Provided data>

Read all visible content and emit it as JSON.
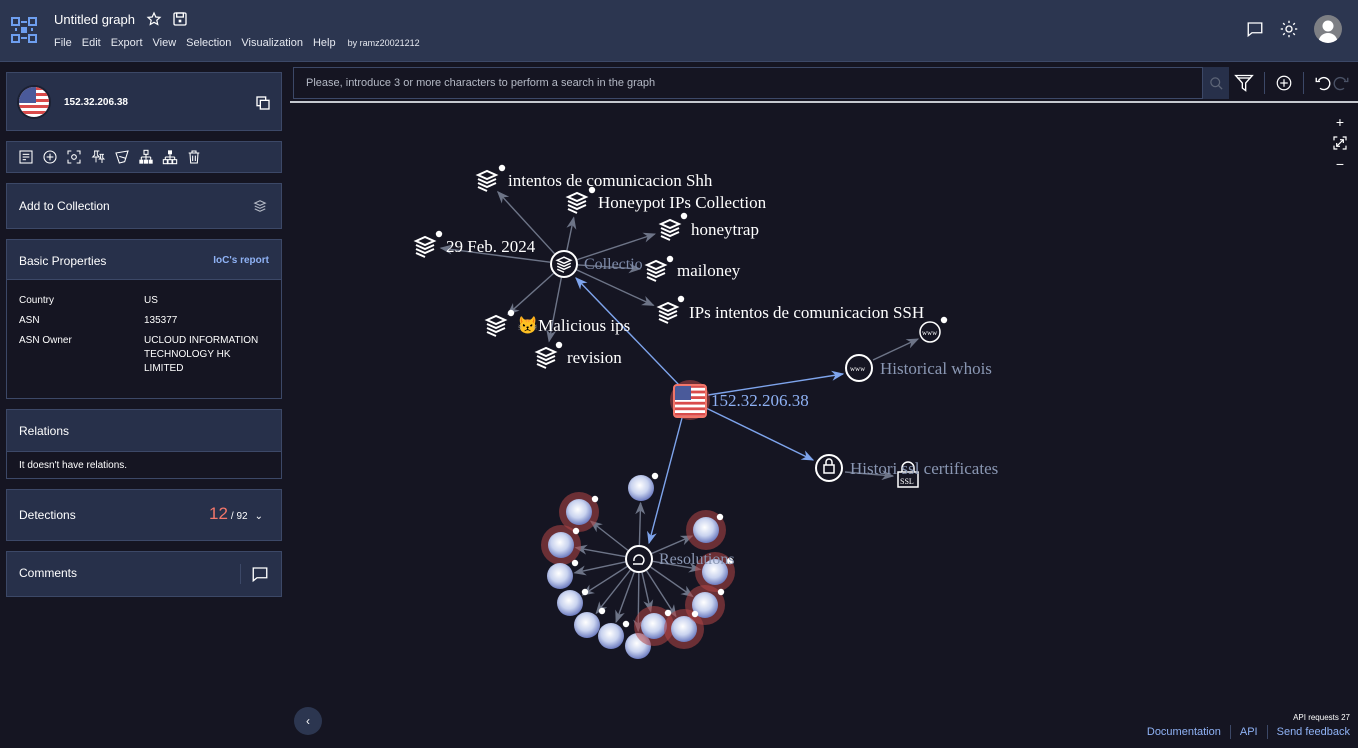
{
  "header": {
    "title": "Untitled graph",
    "menu": [
      "File",
      "Edit",
      "Export",
      "View",
      "Selection",
      "Visualization",
      "Help"
    ],
    "owner": "by ramz20021212",
    "icons": [
      "logo-icon",
      "star-icon",
      "save-icon",
      "chat-icon",
      "theme-sun-icon",
      "user-avatar"
    ]
  },
  "sidebar": {
    "node": {
      "ip": "152.32.206.38",
      "flag": "US"
    },
    "tools": [
      "notes-icon",
      "add-node-icon",
      "focus-icon",
      "pin-icon",
      "select-icon",
      "expand-tree-icon",
      "collapse-tree-icon",
      "delete-icon"
    ],
    "add_collection": "Add to Collection",
    "basic_properties": {
      "title": "Basic Properties",
      "link": "IoC's report",
      "rows": [
        {
          "key": "Country",
          "value": "US"
        },
        {
          "key": "ASN",
          "value": "135377"
        },
        {
          "key": "ASN Owner",
          "value": "UCLOUD INFORMATION TECHNOLOGY HK LIMITED"
        }
      ]
    },
    "relations": {
      "title": "Relations",
      "empty": "It doesn't have relations."
    },
    "detections": {
      "title": "Detections",
      "positives": "12",
      "total": "/ 92"
    },
    "comments": {
      "title": "Comments"
    }
  },
  "search": {
    "placeholder": "Please, introduce 3 or more characters to perform a search in the graph"
  },
  "graph": {
    "main_node": "152.32.206.38",
    "collection_hub": "Collectio",
    "collections": [
      "intentos de comunicacion Shh",
      "Honeypot IPs Collection",
      "honeytrap",
      "29 Feb. 2024",
      "mailoney",
      "IPs intentos de comunicacion SSH",
      "😾Malicious ips",
      "revision"
    ],
    "whois_hub": "Historical whois",
    "ssl_hub": "Histori    ssl certificates",
    "ssl_leaf": "SSL",
    "resolutions_hub": "Resolutions"
  },
  "footer": {
    "api_requests": "API requests 27",
    "links": [
      "Documentation",
      "API",
      "Send feedback"
    ]
  }
}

Problem requirements> Gather all lines from the listing above in which "comunicacion" occurs.

Exercise answer>
      "intentos de comunicacion Shh",
      "IPs intentos de comunicacion SSH",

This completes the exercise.